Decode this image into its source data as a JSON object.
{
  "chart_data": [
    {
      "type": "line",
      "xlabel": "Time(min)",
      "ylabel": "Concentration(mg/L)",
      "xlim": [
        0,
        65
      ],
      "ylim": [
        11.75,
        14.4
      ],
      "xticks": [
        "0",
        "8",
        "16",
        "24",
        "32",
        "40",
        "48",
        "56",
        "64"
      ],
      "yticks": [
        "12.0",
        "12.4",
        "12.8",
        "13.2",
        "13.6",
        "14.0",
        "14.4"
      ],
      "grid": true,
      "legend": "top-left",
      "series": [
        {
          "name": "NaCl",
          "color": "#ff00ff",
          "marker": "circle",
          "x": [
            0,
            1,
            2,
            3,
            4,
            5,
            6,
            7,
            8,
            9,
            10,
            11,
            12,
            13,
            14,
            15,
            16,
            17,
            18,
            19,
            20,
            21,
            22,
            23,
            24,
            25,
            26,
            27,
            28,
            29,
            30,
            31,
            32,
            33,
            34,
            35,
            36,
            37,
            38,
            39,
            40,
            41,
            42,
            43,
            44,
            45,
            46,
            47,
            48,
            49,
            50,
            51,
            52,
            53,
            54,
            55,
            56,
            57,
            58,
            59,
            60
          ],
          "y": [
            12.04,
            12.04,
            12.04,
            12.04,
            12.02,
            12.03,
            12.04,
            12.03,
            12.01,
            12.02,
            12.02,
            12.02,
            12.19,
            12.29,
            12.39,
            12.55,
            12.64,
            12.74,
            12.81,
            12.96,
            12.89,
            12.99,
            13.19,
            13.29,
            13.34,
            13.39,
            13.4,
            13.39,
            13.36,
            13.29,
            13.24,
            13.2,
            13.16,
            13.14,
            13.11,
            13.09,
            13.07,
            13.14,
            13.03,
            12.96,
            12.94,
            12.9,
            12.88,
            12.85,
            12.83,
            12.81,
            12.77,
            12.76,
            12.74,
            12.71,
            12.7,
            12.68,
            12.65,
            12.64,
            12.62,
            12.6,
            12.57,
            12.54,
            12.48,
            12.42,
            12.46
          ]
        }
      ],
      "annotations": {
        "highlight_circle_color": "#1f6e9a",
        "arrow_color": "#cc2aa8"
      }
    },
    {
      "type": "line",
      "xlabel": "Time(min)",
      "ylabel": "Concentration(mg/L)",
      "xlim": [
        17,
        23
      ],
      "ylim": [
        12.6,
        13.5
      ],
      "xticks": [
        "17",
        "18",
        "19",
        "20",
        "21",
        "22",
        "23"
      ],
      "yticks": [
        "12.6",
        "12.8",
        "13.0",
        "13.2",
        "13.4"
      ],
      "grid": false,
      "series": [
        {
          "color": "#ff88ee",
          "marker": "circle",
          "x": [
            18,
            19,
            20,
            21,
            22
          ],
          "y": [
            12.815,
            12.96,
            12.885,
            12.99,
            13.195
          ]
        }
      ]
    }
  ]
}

========

SHORT EXERCISE: Repeat the records above exactly, from the first line to the last.

EXERCISE RESPONSE:
Decode this image into its source data as a JSON object.
{
  "chart_data": [
    {
      "type": "line",
      "xlabel": "Time(min)",
      "ylabel": "Concentration(mg/L)",
      "xlim": [
        0,
        65
      ],
      "ylim": [
        11.75,
        14.4
      ],
      "xticks": [
        "0",
        "8",
        "16",
        "24",
        "32",
        "40",
        "48",
        "56",
        "64"
      ],
      "yticks": [
        "12.0",
        "12.4",
        "12.8",
        "13.2",
        "13.6",
        "14.0",
        "14.4"
      ],
      "grid": true,
      "legend": "top-left",
      "series": [
        {
          "name": "NaCl",
          "color": "#ff00ff",
          "marker": "circle",
          "x": [
            0,
            1,
            2,
            3,
            4,
            5,
            6,
            7,
            8,
            9,
            10,
            11,
            12,
            13,
            14,
            15,
            16,
            17,
            18,
            19,
            20,
            21,
            22,
            23,
            24,
            25,
            26,
            27,
            28,
            29,
            30,
            31,
            32,
            33,
            34,
            35,
            36,
            37,
            38,
            39,
            40,
            41,
            42,
            43,
            44,
            45,
            46,
            47,
            48,
            49,
            50,
            51,
            52,
            53,
            54,
            55,
            56,
            57,
            58,
            59,
            60
          ],
          "y": [
            12.04,
            12.04,
            12.04,
            12.04,
            12.02,
            12.03,
            12.04,
            12.03,
            12.01,
            12.02,
            12.02,
            12.02,
            12.19,
            12.29,
            12.39,
            12.55,
            12.64,
            12.74,
            12.81,
            12.96,
            12.89,
            12.99,
            13.19,
            13.29,
            13.34,
            13.39,
            13.4,
            13.39,
            13.36,
            13.29,
            13.24,
            13.2,
            13.16,
            13.14,
            13.11,
            13.09,
            13.07,
            13.14,
            13.03,
            12.96,
            12.94,
            12.9,
            12.88,
            12.85,
            12.83,
            12.81,
            12.77,
            12.76,
            12.74,
            12.71,
            12.7,
            12.68,
            12.65,
            12.64,
            12.62,
            12.6,
            12.57,
            12.54,
            12.48,
            12.42,
            12.46
          ]
        }
      ],
      "annotations": {
        "highlight_circle_color": "#1f6e9a",
        "arrow_color": "#cc2aa8"
      }
    },
    {
      "type": "line",
      "xlabel": "Time(min)",
      "ylabel": "Concentration(mg/L)",
      "xlim": [
        17,
        23
      ],
      "ylim": [
        12.6,
        13.5
      ],
      "xticks": [
        "17",
        "18",
        "19",
        "20",
        "21",
        "22",
        "23"
      ],
      "yticks": [
        "12.6",
        "12.8",
        "13.0",
        "13.2",
        "13.4"
      ],
      "grid": false,
      "series": [
        {
          "color": "#ff88ee",
          "marker": "circle",
          "x": [
            18,
            19,
            20,
            21,
            22
          ],
          "y": [
            12.815,
            12.96,
            12.885,
            12.99,
            13.195
          ]
        }
      ]
    }
  ]
}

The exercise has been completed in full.